Each entry below must be repeated exactly, with pictures left out.

★ ★ ★ ★ ★ ★ ★

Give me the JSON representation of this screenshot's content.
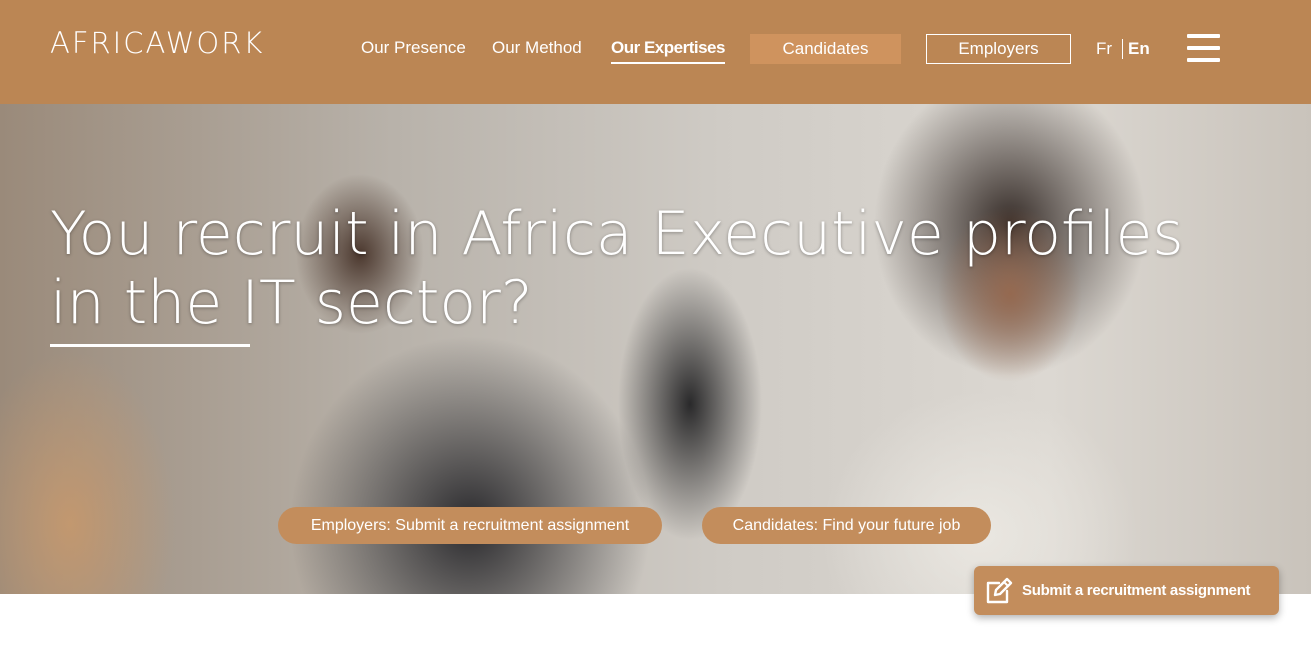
{
  "brand": {
    "logo_text": "AFRICAWORK"
  },
  "nav": {
    "items": [
      {
        "label": "Our Presence"
      },
      {
        "label": "Our Method"
      },
      {
        "label": "Our Expertises",
        "active": true
      }
    ],
    "candidates_label": "Candidates",
    "employers_label": "Employers",
    "lang_fr": "Fr",
    "lang_en": "En",
    "menu_icon": "hamburger-menu-icon"
  },
  "hero": {
    "title": "You recruit in Africa Executive profiles in the IT sector?",
    "employers_cta": "Employers: Submit a recruitment assignment",
    "candidates_cta": "Candidates: Find your future job"
  },
  "floating_action": {
    "label": "Submit a recruitment assignment",
    "icon": "edit-icon"
  },
  "colors": {
    "brand": "#bb8654",
    "button_fill": "#cf935e",
    "pill_fill": "#c38d5c",
    "text": "#ffffff"
  }
}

★ ★ ★ ★ ★ ★ ★

• [Result of this task]
Give me the JSON representation of this screenshot's content.
{
  "brand": {
    "logo_text": "AFRICAWORK"
  },
  "nav": {
    "items": [
      {
        "label": "Our Presence"
      },
      {
        "label": "Our Method"
      },
      {
        "label": "Our Expertises",
        "active": true
      }
    ],
    "candidates_label": "Candidates",
    "employers_label": "Employers",
    "lang_fr": "Fr",
    "lang_en": "En",
    "menu_icon": "hamburger-menu-icon"
  },
  "hero": {
    "title": "You recruit in Africa Executive profiles in the IT sector?",
    "employers_cta": "Employers: Submit a recruitment assignment",
    "candidates_cta": "Candidates: Find your future job"
  },
  "floating_action": {
    "label": "Submit a recruitment assignment",
    "icon": "edit-icon"
  },
  "colors": {
    "brand": "#bb8654",
    "button_fill": "#cf935e",
    "pill_fill": "#c38d5c",
    "text": "#ffffff"
  }
}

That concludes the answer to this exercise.